> [Exercício proposto a] Transcreva, sem nenhuma alteração, a passagem do trecho sobre a iluminação pública a gás que começa em "Em abril desse" e termina em "fornecimento de gás.".
══════════
O declínio da iluminação pública a gás começou a partir da I Guerra Mundial. A causa principal foi o aumento no preço do gás, ocasionado pela interrupção do fornecimento de carvão dos Estados Unidos. Os lampiões de rua foram desativados e, em 1917, a Light assinou um grande contrato com o governo, que tentava, em 1920, rescindir o contrato com a Companhia de Gás, cujos serviços para a iluminação tornaram-se obsoletos. Mas isso acabou não ocorrendo até 1929, quando foi assinado novo contrato envolvendo a Companhia de Gás, a Light e o Governo do Estado de São Paulo.
Em abril desse mesmo ano, a Light assumiu o serviço de iluminação pública da cidade, promovendo total substituição da luz a gás no prazo de dois anos. Em dezembro, a Prefeitura garantia exclusividade à Companhia de Gás para o fornecimento deste produto. Em 1936, por um acordo com o governo estadual, o município ficou encarregado dos serviços de fiscalização do fornecimento de gás.
Entre 1929/30, apesar da crise, o governo do Estado iria modificar o sistema de iluminação da cidade, que crescia diariamente, estendendo-se em todas as direções. De 1930 em diante, a empresa ampliou sua rede de alta pressão, expansão que só foi interrompida durante a crise econômica da década de 30 e no curso da II Guerra Mundial.
══════════
> [Exercício proposto b] Diga quantas linhas da listagem abaixo contêm a palavra "element", diferenciando maiúsculas de minúsculas. Responda apenas com o número.
══════════
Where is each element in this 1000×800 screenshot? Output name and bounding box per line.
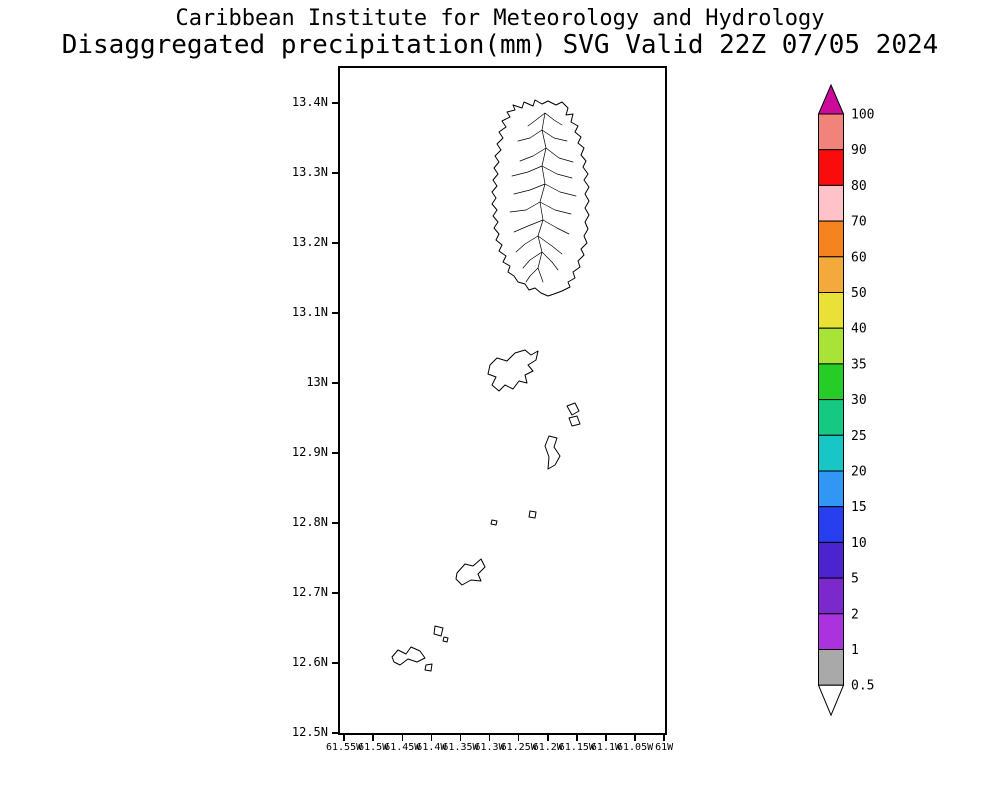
colorbar-label: 30 [851, 393, 867, 408]
colorbar-label: 25 [851, 429, 867, 444]
colorbar-band [818, 113, 844, 151]
colorbar-label: 60 [851, 250, 867, 265]
islet-savan [528, 510, 537, 519]
colorbar-band [818, 220, 844, 258]
st-vincent-coastline [491, 99, 590, 297]
lat-tick-label: 12.7N [291, 585, 328, 599]
colorbar-label: 20 [851, 465, 867, 480]
colorbar-band [818, 256, 844, 294]
lat-tick-label: 13N [306, 375, 328, 389]
lon-tick-label: 61.15W [558, 742, 595, 753]
map-svg [391, 99, 590, 672]
islet-petit-nevis [490, 519, 498, 526]
island-battowia [566, 402, 580, 416]
lat-tick-label: 13.3N [291, 165, 328, 179]
lon-tick-label: 61.55W [326, 742, 363, 753]
lon-tick-label: 61.4W [416, 742, 447, 753]
colorbar-band [818, 470, 844, 508]
colorbar-label: 40 [851, 322, 867, 337]
colorbar-band [818, 434, 844, 472]
colorbar-bottom-arrow [817, 684, 845, 717]
colorbar-label: 10 [851, 536, 867, 551]
lat-tick-label: 12.5N [291, 725, 328, 739]
colorbar-band [818, 184, 844, 222]
colorbar-band [818, 613, 844, 650]
colorbar-label: 50 [851, 286, 867, 301]
colorbar-label: 1 [851, 643, 859, 658]
islet-tobago-cays [442, 636, 449, 643]
institute-title: Caribbean Institute for Meteorology and … [175, 6, 825, 31]
lon-tick-label: 61.25W [500, 742, 537, 753]
colorbar-label: 90 [851, 143, 867, 158]
colorbar-label: 2 [851, 607, 859, 622]
island-canouan [455, 558, 486, 586]
island-baliceaux [568, 415, 581, 427]
colorbar-band [818, 649, 844, 686]
colorbar-label: 100 [851, 108, 874, 123]
lat-tick-label: 12.6N [291, 655, 328, 669]
colorbar-band [818, 577, 844, 615]
colorbar-label: 35 [851, 357, 867, 372]
colorbar-label: 0.5 [851, 679, 874, 694]
lat-tick-label: 13.4N [291, 95, 328, 109]
island-mustique [544, 435, 561, 470]
island-union [391, 646, 426, 666]
colorbar-label: 80 [851, 179, 867, 194]
islet-palm-island [424, 663, 433, 672]
colorbar-band [818, 327, 844, 365]
colorbar-top-arrow [817, 83, 845, 115]
lon-tick-label: 61.3W [474, 742, 505, 753]
lat-tick-label: 13.1N [291, 305, 328, 319]
lat-tick-label: 13.2N [291, 235, 328, 249]
colorbar-band [818, 506, 844, 543]
colorbar-band [818, 149, 844, 186]
lon-tick-label: 61.1W [590, 742, 622, 753]
colorbar-legend: 100 90 80 70 60 50 40 35 30 25 20 15 10 5 2 1 0.5 [817, 83, 874, 717]
lon-tick-label: 61.05W [617, 742, 654, 753]
colorbar-band [818, 363, 844, 401]
island-mayreau [433, 625, 444, 637]
product-title: Disaggregated precipitation(mm) SVG Vali… [61, 30, 939, 60]
lat-tick-label: 12.8N [291, 515, 328, 529]
colorbar-label: 15 [851, 500, 867, 515]
lon-tick-label: 61.5W [358, 742, 389, 753]
lon-tick-label: 61.45W [384, 742, 421, 753]
colorbar-label: 5 [851, 572, 859, 587]
island-st-vincent [491, 99, 590, 297]
st-vincent-river-network [509, 112, 577, 283]
colorbar-band [818, 399, 844, 436]
lon-tick-label: 61W [655, 742, 674, 753]
island-bequia [487, 349, 539, 392]
lon-tick-label: 61.2W [532, 742, 563, 753]
colorbar-label: 70 [851, 215, 867, 230]
colorbar-band [818, 292, 844, 329]
map-frame [338, 66, 667, 735]
lat-tick-label: 12.9N [291, 445, 328, 459]
colorbar-band [818, 541, 844, 579]
lon-tick-label: 61.35W [442, 742, 479, 753]
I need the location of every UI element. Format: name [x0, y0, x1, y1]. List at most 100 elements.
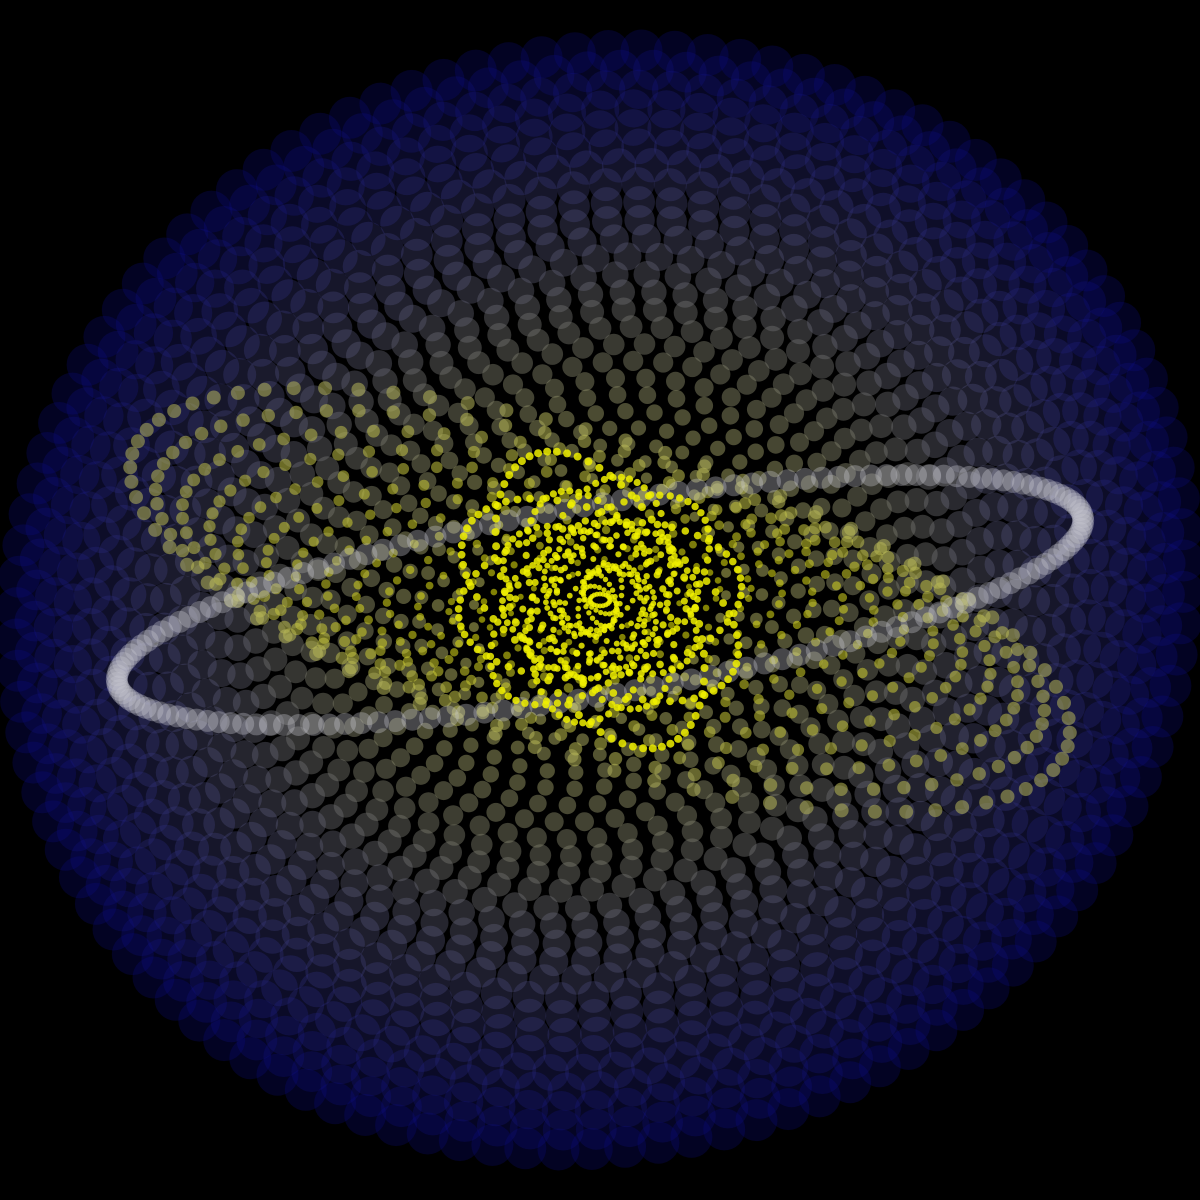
- outer-dot: [698, 921, 728, 951]
- ring-dot: [722, 474, 745, 497]
- core-dot: [629, 597, 636, 604]
- swirl-dot: [450, 648, 459, 657]
- outer-dot: [822, 599, 841, 618]
- outer-dot: [220, 831, 253, 864]
- outer-dot: [270, 997, 309, 1036]
- outer-dot: [420, 908, 449, 937]
- outer-dot: [323, 901, 354, 932]
- outer-dot: [545, 999, 579, 1033]
- swirl-dot: [180, 526, 193, 540]
- outer-dot: [703, 1108, 746, 1151]
- outer-dot: [950, 311, 984, 345]
- swirl-dot: [395, 636, 405, 646]
- core-dot: [559, 511, 567, 520]
- outer-dot: [497, 822, 518, 844]
- outer-dot: [112, 577, 147, 612]
- outer-dot: [1056, 869, 1099, 912]
- core-dot: [716, 626, 724, 635]
- outer-dot: [991, 918, 1032, 960]
- core-dot: [505, 471, 514, 479]
- ring-dot: [992, 469, 1015, 492]
- outer-dot: [839, 115, 879, 156]
- swirl-dot: [366, 466, 378, 478]
- outer-dot: [486, 400, 506, 420]
- core-dot: [523, 569, 531, 577]
- outer-dot: [891, 164, 930, 203]
- outer-dot: [307, 350, 337, 380]
- core-dot: [602, 668, 610, 675]
- swirl-dot: [342, 517, 353, 528]
- core-dot: [500, 566, 508, 574]
- outer-dot: [186, 621, 216, 651]
- core-dot: [635, 704, 643, 713]
- outer-dot: [169, 575, 201, 607]
- outer-dot: [205, 630, 234, 659]
- outer-dot: [962, 498, 991, 527]
- core-dot: [456, 596, 465, 604]
- outer-dot: [838, 820, 867, 848]
- outer-dot: [779, 154, 816, 190]
- core-dot: [661, 521, 669, 529]
- swirl-dot: [498, 418, 513, 433]
- swirl-dot: [565, 638, 573, 646]
- core-dot: [575, 570, 582, 577]
- outer-dot: [970, 200, 1011, 240]
- ring-dot: [1070, 502, 1093, 525]
- outer-dot: [955, 471, 984, 500]
- outer-dot: [774, 132, 812, 170]
- outer-dot: [402, 368, 427, 393]
- core-dot: [610, 565, 617, 572]
- ring-dot: [1059, 489, 1082, 512]
- outer-dot: [710, 440, 726, 456]
- core-dot: [551, 582, 558, 589]
- outer-dot: [56, 758, 97, 798]
- outer-dot: [924, 336, 955, 367]
- outer-dot: [906, 875, 941, 910]
- core-dot: [529, 562, 536, 569]
- swirl-dot: [652, 545, 660, 554]
- outer-dot: [966, 220, 1005, 259]
- core-dot: [603, 638, 610, 644]
- core-dot: [493, 556, 502, 565]
- outer-dot: [680, 320, 704, 343]
- swirl-dot: [882, 758, 896, 772]
- outer-dot: [1046, 224, 1089, 267]
- swirl-dot: [445, 608, 453, 616]
- core-dot: [693, 635, 701, 643]
- core-dot: [568, 525, 577, 534]
- outer-dot: [347, 292, 379, 324]
- swirl-dot: [739, 497, 752, 510]
- swirl-dot: [882, 563, 894, 575]
- core-dot: [619, 584, 625, 591]
- outer-dot: [923, 490, 950, 517]
- outer-dot: [862, 169, 899, 207]
- outer-dot: [609, 1106, 650, 1148]
- outer-dot: [1091, 814, 1134, 857]
- core-dot: [544, 605, 551, 611]
- outer-dot: [972, 857, 1010, 895]
- outer-dot: [1091, 540, 1128, 577]
- outer-dot: [805, 122, 845, 162]
- swirl-dot: [319, 404, 334, 418]
- outer-dot: [512, 758, 528, 774]
- core-dot: [468, 516, 476, 525]
- swirl-dot: [627, 554, 635, 562]
- outer-dot: [904, 314, 935, 346]
- outer-dot: [1074, 842, 1117, 885]
- outer-dot: [985, 897, 1025, 938]
- outer-dot: [1062, 392, 1099, 430]
- outer-dot: [94, 565, 130, 601]
- outer-dot: [782, 842, 809, 869]
- outer-dot: [474, 387, 495, 408]
- outer-dot: [670, 1115, 713, 1158]
- swirl-dot: [418, 646, 428, 656]
- outer-dot: [762, 68, 804, 110]
- core-dot: [543, 529, 552, 537]
- ring-dot: [1069, 499, 1092, 521]
- outer-dot: [72, 638, 110, 676]
- outer-dot: [726, 873, 753, 900]
- swirl-dot: [185, 396, 200, 411]
- outer-dot: [27, 723, 69, 765]
- outer-dot: [1019, 526, 1052, 558]
- outer-dot: [881, 115, 923, 157]
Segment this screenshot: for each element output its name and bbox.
══════════
> [Resposta do exercício a]
Em abril desse mesmo ano, a Light assumiu o serviço de iluminação pública da cidade, promovendo total substituição da luz a gás no prazo de dois anos. Em dezembro, a Prefeitura garantia exclusividade à Companhia de Gás para o fornecimento deste produto. Em 1936, por um acordo com o governo estadual, o município ficou encarregado dos serviços de fiscalização do fornecimento de gás.

> [Resposta do exercício b] 3